(Rows from a figure dataset)
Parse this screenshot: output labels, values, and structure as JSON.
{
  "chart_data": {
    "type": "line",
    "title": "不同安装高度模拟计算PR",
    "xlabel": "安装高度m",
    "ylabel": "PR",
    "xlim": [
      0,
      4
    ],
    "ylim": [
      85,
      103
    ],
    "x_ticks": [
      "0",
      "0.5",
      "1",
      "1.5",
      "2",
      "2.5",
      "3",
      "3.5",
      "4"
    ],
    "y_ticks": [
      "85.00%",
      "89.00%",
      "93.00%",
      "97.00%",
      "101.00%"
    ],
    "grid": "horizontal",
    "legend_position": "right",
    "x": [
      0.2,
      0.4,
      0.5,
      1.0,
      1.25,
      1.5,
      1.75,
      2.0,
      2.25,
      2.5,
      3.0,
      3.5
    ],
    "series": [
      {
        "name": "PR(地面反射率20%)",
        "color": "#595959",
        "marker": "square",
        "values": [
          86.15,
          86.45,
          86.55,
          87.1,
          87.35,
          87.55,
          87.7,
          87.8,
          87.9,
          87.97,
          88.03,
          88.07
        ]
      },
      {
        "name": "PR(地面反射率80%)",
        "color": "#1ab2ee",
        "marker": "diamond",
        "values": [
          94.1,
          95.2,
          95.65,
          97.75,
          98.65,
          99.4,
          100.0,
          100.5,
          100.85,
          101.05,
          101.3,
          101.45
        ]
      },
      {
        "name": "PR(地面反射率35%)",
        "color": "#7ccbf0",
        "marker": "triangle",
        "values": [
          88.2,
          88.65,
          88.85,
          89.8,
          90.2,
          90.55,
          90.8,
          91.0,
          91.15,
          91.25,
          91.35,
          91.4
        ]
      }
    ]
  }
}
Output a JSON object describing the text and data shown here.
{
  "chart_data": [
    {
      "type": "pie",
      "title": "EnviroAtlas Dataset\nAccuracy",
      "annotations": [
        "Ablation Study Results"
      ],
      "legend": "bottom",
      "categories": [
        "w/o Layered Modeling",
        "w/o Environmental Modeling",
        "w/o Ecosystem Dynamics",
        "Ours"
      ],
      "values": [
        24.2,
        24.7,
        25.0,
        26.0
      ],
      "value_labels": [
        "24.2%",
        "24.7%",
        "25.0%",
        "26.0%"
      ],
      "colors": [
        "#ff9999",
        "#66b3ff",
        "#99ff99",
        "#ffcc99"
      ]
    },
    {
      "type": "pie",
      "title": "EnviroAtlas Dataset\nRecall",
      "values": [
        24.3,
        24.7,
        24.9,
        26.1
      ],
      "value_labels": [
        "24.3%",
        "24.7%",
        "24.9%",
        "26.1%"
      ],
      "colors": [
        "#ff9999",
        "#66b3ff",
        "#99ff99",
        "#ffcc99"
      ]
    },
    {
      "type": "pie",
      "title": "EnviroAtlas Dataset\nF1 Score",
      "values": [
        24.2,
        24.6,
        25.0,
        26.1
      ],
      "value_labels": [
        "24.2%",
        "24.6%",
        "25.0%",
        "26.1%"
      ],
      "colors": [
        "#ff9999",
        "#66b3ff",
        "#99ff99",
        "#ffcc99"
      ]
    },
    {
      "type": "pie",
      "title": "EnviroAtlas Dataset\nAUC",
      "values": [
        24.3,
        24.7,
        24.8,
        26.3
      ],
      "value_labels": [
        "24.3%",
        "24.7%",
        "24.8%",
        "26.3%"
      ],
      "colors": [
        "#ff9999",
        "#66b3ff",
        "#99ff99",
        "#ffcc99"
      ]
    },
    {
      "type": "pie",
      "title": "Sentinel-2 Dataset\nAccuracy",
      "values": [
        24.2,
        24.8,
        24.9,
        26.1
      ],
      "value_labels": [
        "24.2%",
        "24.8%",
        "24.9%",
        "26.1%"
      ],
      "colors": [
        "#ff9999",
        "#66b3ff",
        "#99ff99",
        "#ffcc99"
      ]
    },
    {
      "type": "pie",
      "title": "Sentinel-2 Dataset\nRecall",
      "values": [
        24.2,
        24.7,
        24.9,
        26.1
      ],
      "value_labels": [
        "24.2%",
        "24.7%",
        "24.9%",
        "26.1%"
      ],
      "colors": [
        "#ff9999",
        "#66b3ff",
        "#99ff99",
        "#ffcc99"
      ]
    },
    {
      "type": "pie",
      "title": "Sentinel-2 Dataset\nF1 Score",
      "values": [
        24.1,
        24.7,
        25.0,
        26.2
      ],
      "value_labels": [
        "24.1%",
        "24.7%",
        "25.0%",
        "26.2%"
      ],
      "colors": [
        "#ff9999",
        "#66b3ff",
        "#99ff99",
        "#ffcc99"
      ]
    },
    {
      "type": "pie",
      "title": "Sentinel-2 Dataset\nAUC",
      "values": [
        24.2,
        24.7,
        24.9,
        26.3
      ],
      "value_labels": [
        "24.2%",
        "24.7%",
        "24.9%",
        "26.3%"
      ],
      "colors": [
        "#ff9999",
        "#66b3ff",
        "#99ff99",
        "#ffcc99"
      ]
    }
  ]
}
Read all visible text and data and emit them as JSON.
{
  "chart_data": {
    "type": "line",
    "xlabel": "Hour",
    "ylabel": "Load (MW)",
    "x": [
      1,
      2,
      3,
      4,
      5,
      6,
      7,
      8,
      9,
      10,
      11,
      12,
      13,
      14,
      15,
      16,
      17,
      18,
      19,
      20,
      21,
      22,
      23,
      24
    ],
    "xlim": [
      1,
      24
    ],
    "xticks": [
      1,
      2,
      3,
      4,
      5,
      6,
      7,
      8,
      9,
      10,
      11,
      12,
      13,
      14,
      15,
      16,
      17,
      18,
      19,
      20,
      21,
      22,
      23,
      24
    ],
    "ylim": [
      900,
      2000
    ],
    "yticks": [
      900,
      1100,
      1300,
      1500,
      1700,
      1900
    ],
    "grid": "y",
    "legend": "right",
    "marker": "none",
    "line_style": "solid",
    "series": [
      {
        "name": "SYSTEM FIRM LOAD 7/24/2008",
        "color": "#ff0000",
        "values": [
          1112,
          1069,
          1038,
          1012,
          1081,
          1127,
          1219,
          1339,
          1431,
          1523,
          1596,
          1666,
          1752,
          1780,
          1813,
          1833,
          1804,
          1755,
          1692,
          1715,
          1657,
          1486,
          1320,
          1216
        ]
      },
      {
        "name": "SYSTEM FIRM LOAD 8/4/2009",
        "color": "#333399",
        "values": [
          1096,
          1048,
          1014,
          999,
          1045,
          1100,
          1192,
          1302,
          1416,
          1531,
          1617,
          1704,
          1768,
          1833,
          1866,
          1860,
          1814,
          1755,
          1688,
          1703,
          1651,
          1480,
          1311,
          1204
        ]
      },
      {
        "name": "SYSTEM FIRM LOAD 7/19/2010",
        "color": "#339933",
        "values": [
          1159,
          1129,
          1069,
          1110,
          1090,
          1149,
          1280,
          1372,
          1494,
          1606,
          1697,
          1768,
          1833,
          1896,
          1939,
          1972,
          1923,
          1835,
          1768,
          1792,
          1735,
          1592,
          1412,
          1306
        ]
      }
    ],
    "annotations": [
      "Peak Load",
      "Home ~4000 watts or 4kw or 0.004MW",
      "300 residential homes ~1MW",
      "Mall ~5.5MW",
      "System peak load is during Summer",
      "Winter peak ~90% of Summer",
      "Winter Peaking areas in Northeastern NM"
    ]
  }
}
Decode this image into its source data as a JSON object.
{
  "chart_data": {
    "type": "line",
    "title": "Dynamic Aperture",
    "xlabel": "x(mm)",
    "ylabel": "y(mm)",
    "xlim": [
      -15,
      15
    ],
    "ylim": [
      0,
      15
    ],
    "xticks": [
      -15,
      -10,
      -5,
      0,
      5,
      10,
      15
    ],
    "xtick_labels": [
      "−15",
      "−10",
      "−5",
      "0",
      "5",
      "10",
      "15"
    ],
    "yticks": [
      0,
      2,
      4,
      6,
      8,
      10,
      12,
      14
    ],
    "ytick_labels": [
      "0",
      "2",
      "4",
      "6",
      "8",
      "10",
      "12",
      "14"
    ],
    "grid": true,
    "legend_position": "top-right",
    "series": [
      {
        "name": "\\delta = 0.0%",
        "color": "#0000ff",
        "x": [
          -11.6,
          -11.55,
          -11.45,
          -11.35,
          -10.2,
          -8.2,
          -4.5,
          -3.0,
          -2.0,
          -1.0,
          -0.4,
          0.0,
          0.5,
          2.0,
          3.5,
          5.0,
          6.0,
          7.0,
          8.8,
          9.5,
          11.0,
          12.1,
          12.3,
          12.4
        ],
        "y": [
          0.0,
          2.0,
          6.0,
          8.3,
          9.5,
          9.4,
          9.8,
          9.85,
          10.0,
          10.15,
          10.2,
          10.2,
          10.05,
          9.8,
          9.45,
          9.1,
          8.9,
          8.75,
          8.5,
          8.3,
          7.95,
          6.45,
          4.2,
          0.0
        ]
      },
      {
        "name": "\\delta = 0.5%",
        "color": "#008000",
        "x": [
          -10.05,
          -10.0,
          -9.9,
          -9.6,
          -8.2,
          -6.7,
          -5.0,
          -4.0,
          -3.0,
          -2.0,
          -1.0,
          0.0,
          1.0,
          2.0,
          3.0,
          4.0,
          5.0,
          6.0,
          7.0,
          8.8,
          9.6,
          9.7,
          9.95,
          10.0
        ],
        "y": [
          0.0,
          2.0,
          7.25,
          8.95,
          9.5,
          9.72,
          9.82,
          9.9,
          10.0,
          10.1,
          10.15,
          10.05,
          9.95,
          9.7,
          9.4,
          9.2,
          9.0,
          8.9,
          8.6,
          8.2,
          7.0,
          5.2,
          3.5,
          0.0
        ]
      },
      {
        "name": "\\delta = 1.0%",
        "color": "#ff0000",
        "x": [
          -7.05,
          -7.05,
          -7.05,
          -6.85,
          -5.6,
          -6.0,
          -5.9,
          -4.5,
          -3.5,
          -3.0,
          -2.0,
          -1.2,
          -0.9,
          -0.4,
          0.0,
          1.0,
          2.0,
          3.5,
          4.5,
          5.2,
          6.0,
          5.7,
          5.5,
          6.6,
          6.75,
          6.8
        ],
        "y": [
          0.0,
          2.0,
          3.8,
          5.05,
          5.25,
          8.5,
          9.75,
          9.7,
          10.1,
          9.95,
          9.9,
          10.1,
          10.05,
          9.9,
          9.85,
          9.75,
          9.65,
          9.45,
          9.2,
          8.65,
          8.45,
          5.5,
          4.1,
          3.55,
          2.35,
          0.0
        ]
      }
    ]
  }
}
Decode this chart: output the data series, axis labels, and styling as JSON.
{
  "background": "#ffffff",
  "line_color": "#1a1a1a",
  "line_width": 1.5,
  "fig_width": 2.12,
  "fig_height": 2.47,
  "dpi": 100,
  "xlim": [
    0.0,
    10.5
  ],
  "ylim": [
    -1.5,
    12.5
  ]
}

What you are asked to do: Take the line that contains "Decode this chart: output" and every line after it through the end of the listing above, and repeat them exactly.

Answer to this problem:
Decode this chart: output the data series, axis labels, and styling as JSON.
{
  "background": "#ffffff",
  "line_color": "#1a1a1a",
  "line_width": 1.5,
  "fig_width": 2.12,
  "fig_height": 2.47,
  "dpi": 100,
  "xlim": [
    0.0,
    10.5
  ],
  "ylim": [
    -1.5,
    12.5
  ]
}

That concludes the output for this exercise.